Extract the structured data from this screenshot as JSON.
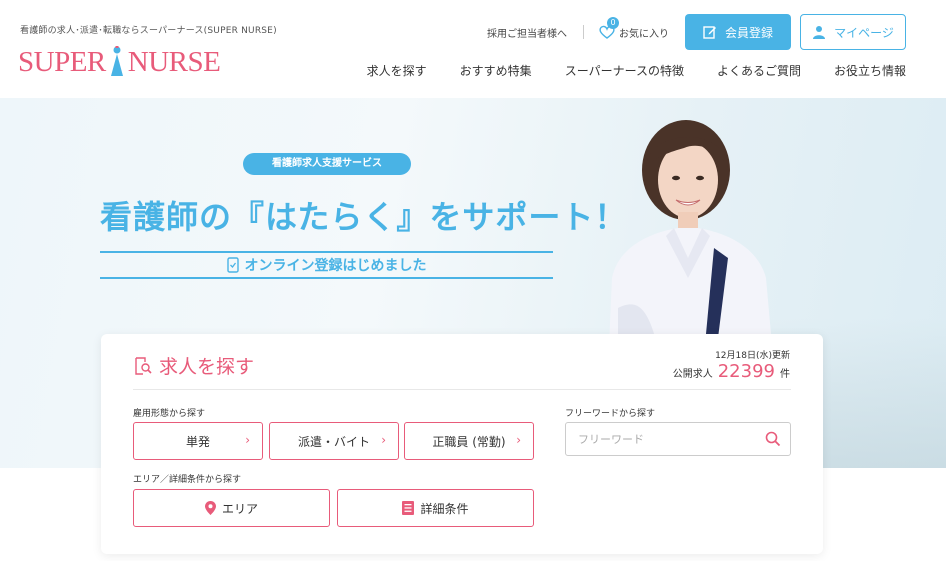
{
  "header": {
    "tagline": "看護師の求人･派遣･転職ならスーパーナース(SUPER NURSE)",
    "logo_left": "SUPER",
    "logo_right": "NURSE",
    "recruiter_link": "採用ご担当者様へ",
    "favorites_label": "お気に入り",
    "favorites_count": "0",
    "register_button": "会員登録",
    "mypage_button": "マイページ",
    "nav": [
      "求人を探す",
      "おすすめ特集",
      "スーパーナースの特徴",
      "よくあるご質問",
      "お役立ち情報"
    ]
  },
  "hero": {
    "pill": "看護師求人支援サービス",
    "title": "看護師の『はたらく』をサポート！",
    "subtitle": "オンライン登録はじめました"
  },
  "search_panel": {
    "title": "求人を探す",
    "update_date": "12月18日(水)更新",
    "count_prefix": "公開求人",
    "count": "22399",
    "count_suffix": "件",
    "employment_label": "雇用形態から探す",
    "employment_options": [
      "単発",
      "派遣・バイト",
      "正職員 (常勤)"
    ],
    "freeword_label": "フリーワードから探す",
    "freeword_placeholder": "フリーワード",
    "area_label": "エリア／詳細条件から探す",
    "area_button": "エリア",
    "detail_button": "詳細条件"
  },
  "colors": {
    "brand_pink": "#e85b7a",
    "brand_blue": "#49b3e5"
  }
}
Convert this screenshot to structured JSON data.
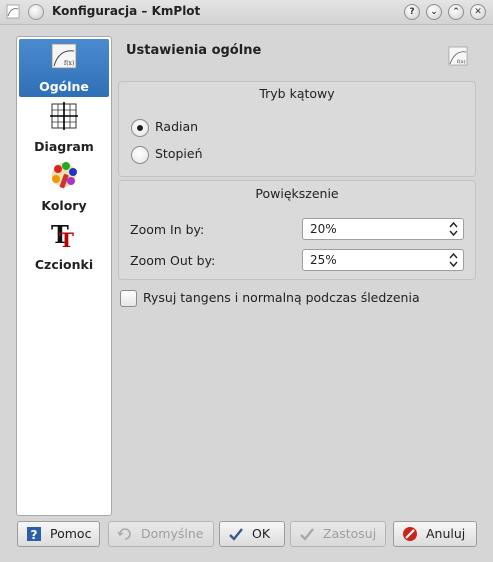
{
  "window": {
    "title": "Konfiguracja – KmPlot",
    "buttons": [
      "help",
      "minimize",
      "maximize",
      "close"
    ]
  },
  "sidebar": {
    "items": [
      {
        "label": "Ogólne",
        "icon": "general-settings-icon",
        "active": true
      },
      {
        "label": "Diagram",
        "icon": "grid-diagram-icon",
        "active": false
      },
      {
        "label": "Kolory",
        "icon": "color-palette-icon",
        "active": false
      },
      {
        "label": "Czcionki",
        "icon": "font-icon",
        "active": false
      }
    ]
  },
  "page": {
    "title": "Ustawienia ogólne",
    "icon": "kmplot-icon"
  },
  "angle_mode": {
    "title": "Tryb kątowy",
    "options": [
      {
        "label": "Radian",
        "selected": true
      },
      {
        "label": "Stopień",
        "selected": false
      }
    ]
  },
  "zoom": {
    "title": "Powiększenie",
    "zoom_in_label": "Zoom In by:",
    "zoom_in_value": "20%",
    "zoom_out_label": "Zoom Out by:",
    "zoom_out_value": "25%"
  },
  "trace_option": {
    "label": "Rysuj tangens i normalną podczas śledzenia",
    "checked": false
  },
  "footer": {
    "help": "Pomoc",
    "defaults": "Domyślne",
    "ok": "OK",
    "apply": "Zastosuj",
    "cancel": "Anuluj"
  },
  "colors": {
    "accent": "#2f6fb6",
    "background": "#d6d6d6"
  }
}
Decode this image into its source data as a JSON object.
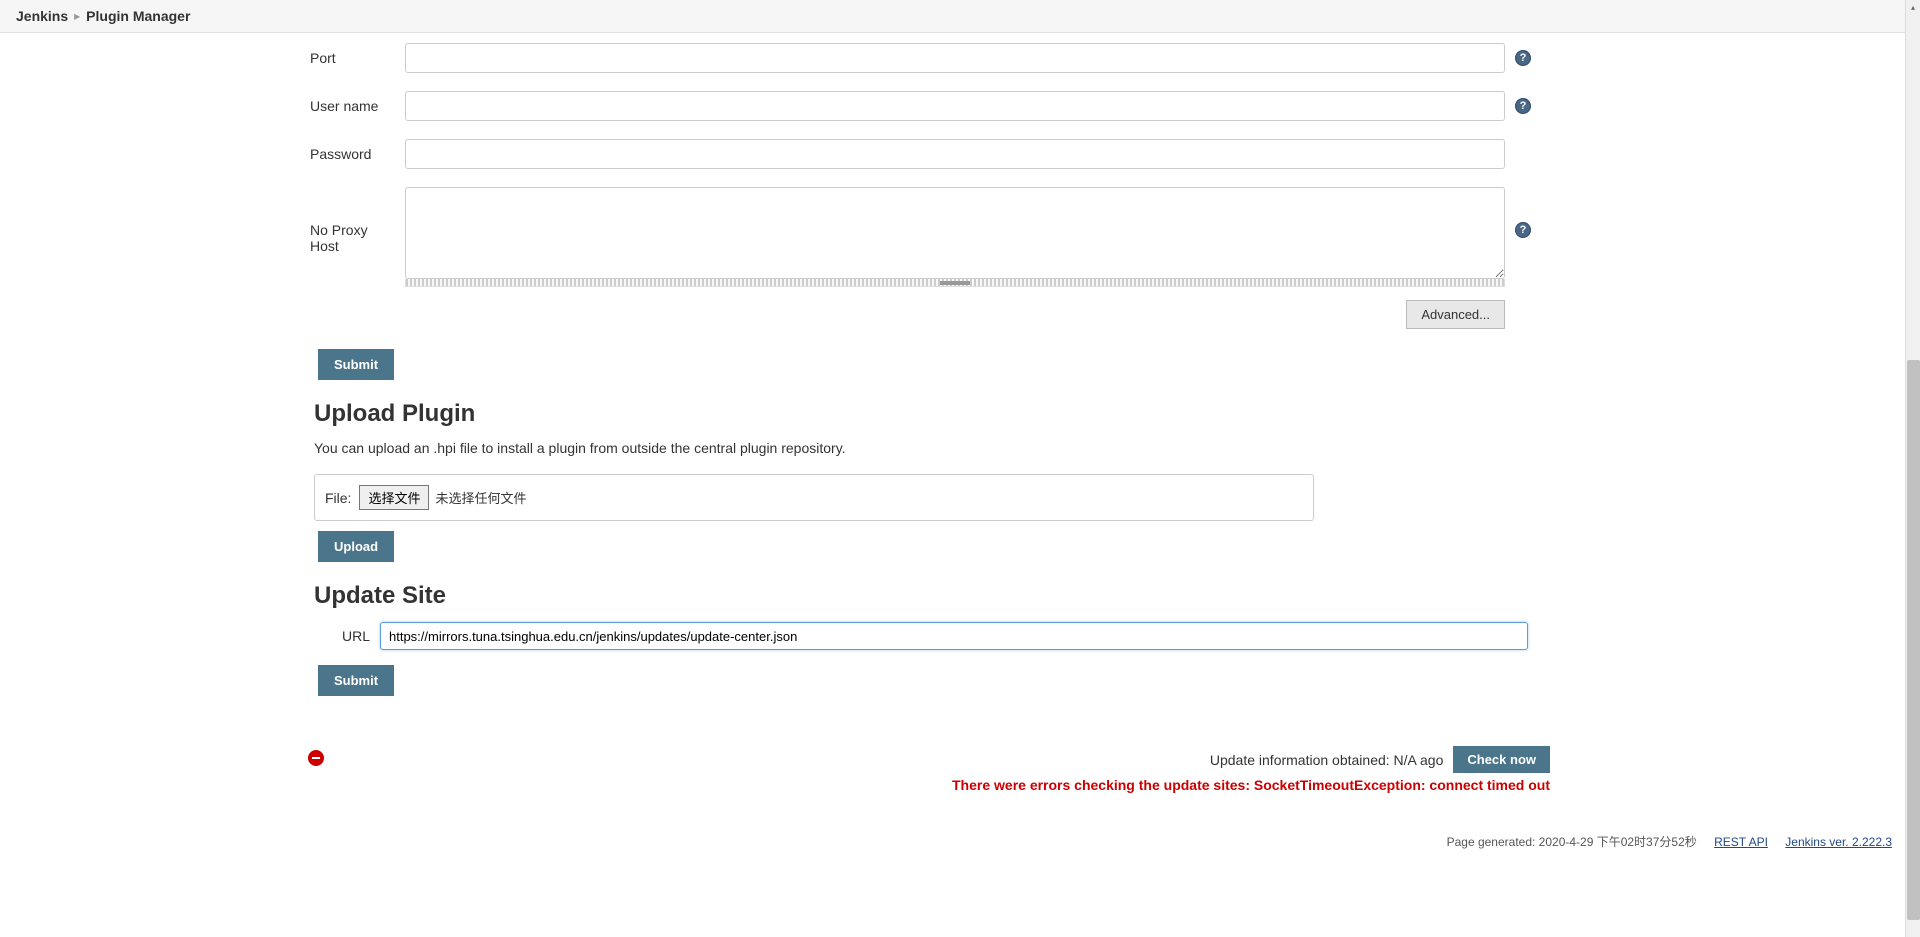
{
  "breadcrumb": {
    "items": [
      "Jenkins",
      "Plugin Manager"
    ]
  },
  "proxy_form": {
    "port_label": "Port",
    "port_value": "",
    "username_label": "User name",
    "username_value": "",
    "password_label": "Password",
    "password_value": "",
    "noproxy_label": "No Proxy Host",
    "noproxy_value": "",
    "advanced_label": "Advanced...",
    "submit_label": "Submit"
  },
  "upload_section": {
    "title": "Upload Plugin",
    "description": "You can upload an .hpi file to install a plugin from outside the central plugin repository.",
    "file_label": "File:",
    "choose_file_label": "选择文件",
    "file_status": "未选择任何文件",
    "upload_label": "Upload"
  },
  "update_site": {
    "title": "Update Site",
    "url_label": "URL",
    "url_value": "https://mirrors.tuna.tsinghua.edu.cn/jenkins/updates/update-center.json",
    "submit_label": "Submit"
  },
  "footer_info": {
    "update_obtained": "Update information obtained: N/A ago",
    "check_now_label": "Check now",
    "error_text": "There were errors checking the update sites: SocketTimeoutException: connect timed out"
  },
  "page_footer": {
    "generated": "Page generated: 2020-4-29 下午02时37分52秒",
    "rest_api": "REST API",
    "jenkins_ver": "Jenkins ver. 2.222.3"
  }
}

**EXERCISE**:
Quote each entry above verbatim and drop the pictures.

**TASK RESPONSE**:
Extract the structured data from this screenshot as JSON.
{
  "header": {
    "tagline": "看護師の求人･派遣･転職ならスーパーナース(SUPER NURSE)",
    "logo_left": "SUPER",
    "logo_right": "NURSE",
    "recruiter_link": "採用ご担当者様へ",
    "favorites_label": "お気に入り",
    "favorites_count": "0",
    "register_button": "会員登録",
    "mypage_button": "マイページ",
    "nav": [
      "求人を探す",
      "おすすめ特集",
      "スーパーナースの特徴",
      "よくあるご質問",
      "お役立ち情報"
    ]
  },
  "hero": {
    "pill": "看護師求人支援サービス",
    "title": "看護師の『はたらく』をサポート！",
    "subtitle": "オンライン登録はじめました"
  },
  "search_panel": {
    "title": "求人を探す",
    "update_date": "12月18日(水)更新",
    "count_prefix": "公開求人",
    "count": "22399",
    "count_suffix": "件",
    "employment_label": "雇用形態から探す",
    "employment_options": [
      "単発",
      "派遣・バイト",
      "正職員 (常勤)"
    ],
    "freeword_label": "フリーワードから探す",
    "freeword_placeholder": "フリーワード",
    "area_label": "エリア／詳細条件から探す",
    "area_button": "エリア",
    "detail_button": "詳細条件"
  },
  "colors": {
    "brand_pink": "#e85b7a",
    "brand_blue": "#49b3e5"
  }
}
Convert this screenshot to structured JSON data.
{
  "window": {
    "title": "Konfiguracja – KmPlot",
    "buttons": [
      "help",
      "minimize",
      "maximize",
      "close"
    ]
  },
  "sidebar": {
    "items": [
      {
        "label": "Ogólne",
        "icon": "general-settings-icon",
        "active": true
      },
      {
        "label": "Diagram",
        "icon": "grid-diagram-icon",
        "active": false
      },
      {
        "label": "Kolory",
        "icon": "color-palette-icon",
        "active": false
      },
      {
        "label": "Czcionki",
        "icon": "font-icon",
        "active": false
      }
    ]
  },
  "page": {
    "title": "Ustawienia ogólne",
    "icon": "kmplot-icon"
  },
  "angle_mode": {
    "title": "Tryb kątowy",
    "options": [
      {
        "label": "Radian",
        "selected": true
      },
      {
        "label": "Stopień",
        "selected": false
      }
    ]
  },
  "zoom": {
    "title": "Powiększenie",
    "zoom_in_label": "Zoom In by:",
    "zoom_in_value": "20%",
    "zoom_out_label": "Zoom Out by:",
    "zoom_out_value": "25%"
  },
  "trace_option": {
    "label": "Rysuj tangens i normalną podczas śledzenia",
    "checked": false
  },
  "footer": {
    "help": "Pomoc",
    "defaults": "Domyślne",
    "ok": "OK",
    "apply": "Zastosuj",
    "cancel": "Anuluj"
  },
  "colors": {
    "accent": "#2f6fb6",
    "background": "#d6d6d6"
  }
}
Decode this image into its source data as a JSON object.
{
  "breadcrumb": {
    "items": [
      "Jenkins",
      "Plugin Manager"
    ]
  },
  "proxy_form": {
    "port_label": "Port",
    "port_value": "",
    "username_label": "User name",
    "username_value": "",
    "password_label": "Password",
    "password_value": "",
    "noproxy_label": "No Proxy Host",
    "noproxy_value": "",
    "advanced_label": "Advanced...",
    "submit_label": "Submit"
  },
  "upload_section": {
    "title": "Upload Plugin",
    "description": "You can upload an .hpi file to install a plugin from outside the central plugin repository.",
    "file_label": "File:",
    "choose_file_label": "选择文件",
    "file_status": "未选择任何文件",
    "upload_label": "Upload"
  },
  "update_site": {
    "title": "Update Site",
    "url_label": "URL",
    "url_value": "https://mirrors.tuna.tsinghua.edu.cn/jenkins/updates/update-center.json",
    "submit_label": "Submit"
  },
  "footer_info": {
    "update_obtained": "Update information obtained: N/A ago",
    "check_now_label": "Check now",
    "error_text": "There were errors checking the update sites: SocketTimeoutException: connect timed out"
  },
  "page_footer": {
    "generated": "Page generated: 2020-4-29 下午02时37分52秒",
    "rest_api": "REST API",
    "jenkins_ver": "Jenkins ver. 2.222.3"
  }
}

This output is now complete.